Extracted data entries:
....................
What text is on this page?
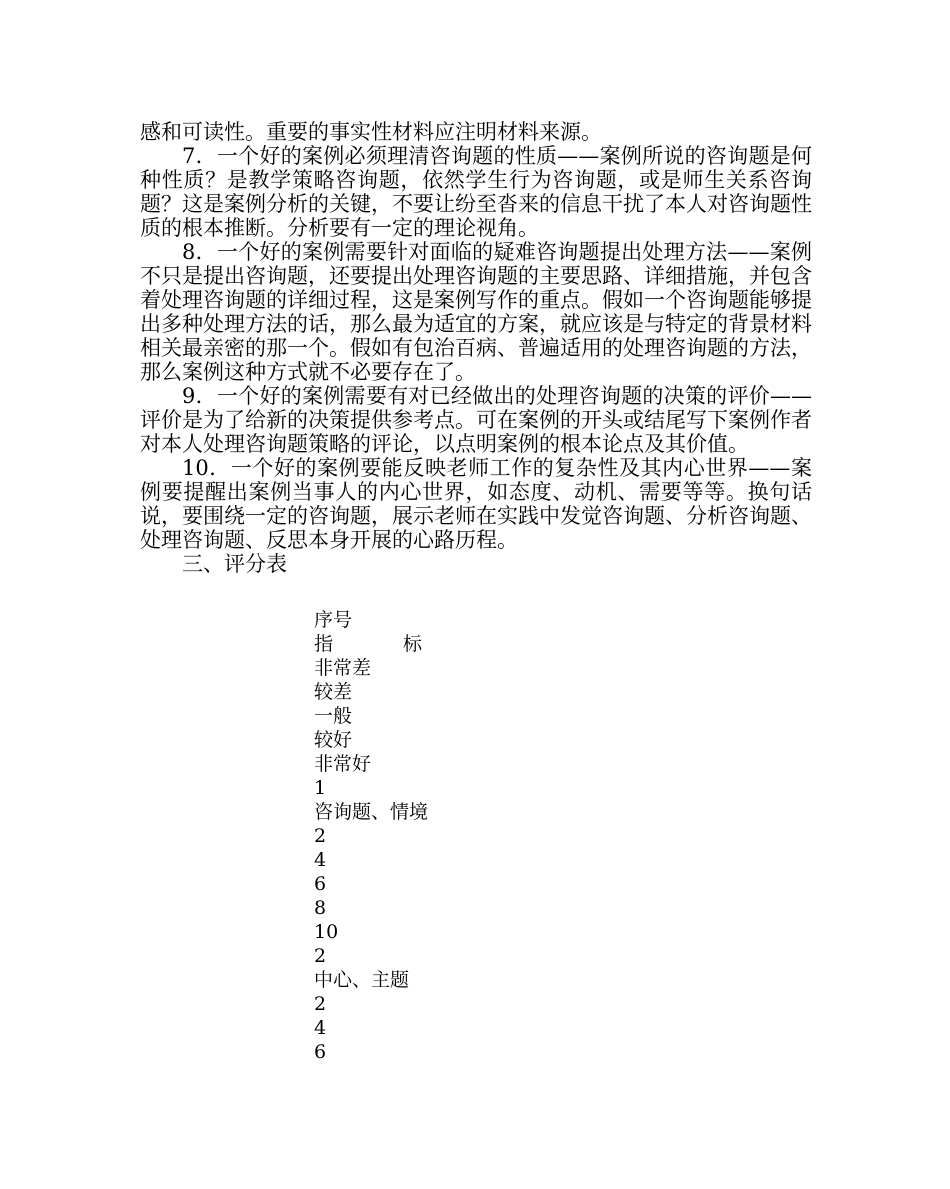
感和可读性。重要的事实性材料应注明材料来源。

7．一个好的案例必须理清咨询题的性质——案例所说的咨询题是何种性质？是教学策略咨询题，依然学生行为咨询题，或是师生关系咨询题？这是案例分析的关键，不要让纷至沓来的信息干扰了本人对咨询题性质的根本推断。分析要有一定的理论视角。

8．一个好的案例需要针对面临的疑难咨询题提出处理方法——案例不只是提出咨询题，还要提出处理咨询题的主要思路、详细措施，并包含着处理咨询题的详细过程，这是案例写作的重点。假如一个咨询题能够提出多种处理方法的话，那么最为适宜的方案，就应该是与特定的背景材料相关最亲密的那一个。假如有包治百病、普遍适用的处理咨询题的方法，那么案例这种方式就不必要存在了。

9．一个好的案例需要有对已经做出的处理咨询题的决策的评价——评价是为了给新的决策提供参考点。可在案例的开头或结尾写下案例作者对本人处理咨询题策略的评论，以点明案例的根本论点及其价值。

10．一个好的案例要能反映老师工作的复杂性及其内心世界——案例要提醒出案例当事人的内心世界，如态度、动机、需要等等。换句话说，要围绕一定的咨询题，展示老师在实践中发觉咨询题、分析咨询题、处理咨询题、反思本身开展的心路历程。

三、评分表

序号
指	标
非常差
较差
一般
较好
非常好
1
咨询题、情境
2
4
6
8
10
2
中心、主题
2
4
6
....................
Repeat the entries exactly and keep the pictures out of the copy.

SOLUTION FOR THIS EXERCISE:
What text is on this page?
感和可读性。重要的事实性材料应注明材料来源。

7．一个好的案例必须理清咨询题的性质——案例所说的咨询题是何种性质？是教学策略咨询题，依然学生行为咨询题，或是师生关系咨询题？这是案例分析的关键，不要让纷至沓来的信息干扰了本人对咨询题性质的根本推断。分析要有一定的理论视角。

8．一个好的案例需要针对面临的疑难咨询题提出处理方法——案例不只是提出咨询题，还要提出处理咨询题的主要思路、详细措施，并包含着处理咨询题的详细过程，这是案例写作的重点。假如一个咨询题能够提出多种处理方法的话，那么最为适宜的方案，就应该是与特定的背景材料相关最亲密的那一个。假如有包治百病、普遍适用的处理咨询题的方法，那么案例这种方式就不必要存在了。

9．一个好的案例需要有对已经做出的处理咨询题的决策的评价——评价是为了给新的决策提供参考点。可在案例的开头或结尾写下案例作者对本人处理咨询题策略的评论，以点明案例的根本论点及其价值。

10．一个好的案例要能反映老师工作的复杂性及其内心世界——案例要提醒出案例当事人的内心世界，如态度、动机、需要等等。换句话说，要围绕一定的咨询题，展示老师在实践中发觉咨询题、分析咨询题、处理咨询题、反思本身开展的心路历程。

三、评分表

序号
指	标
非常差
较差
一般
较好
非常好
1
咨询题、情境
2
4
6
8
10
2
中心、主题
2
4
6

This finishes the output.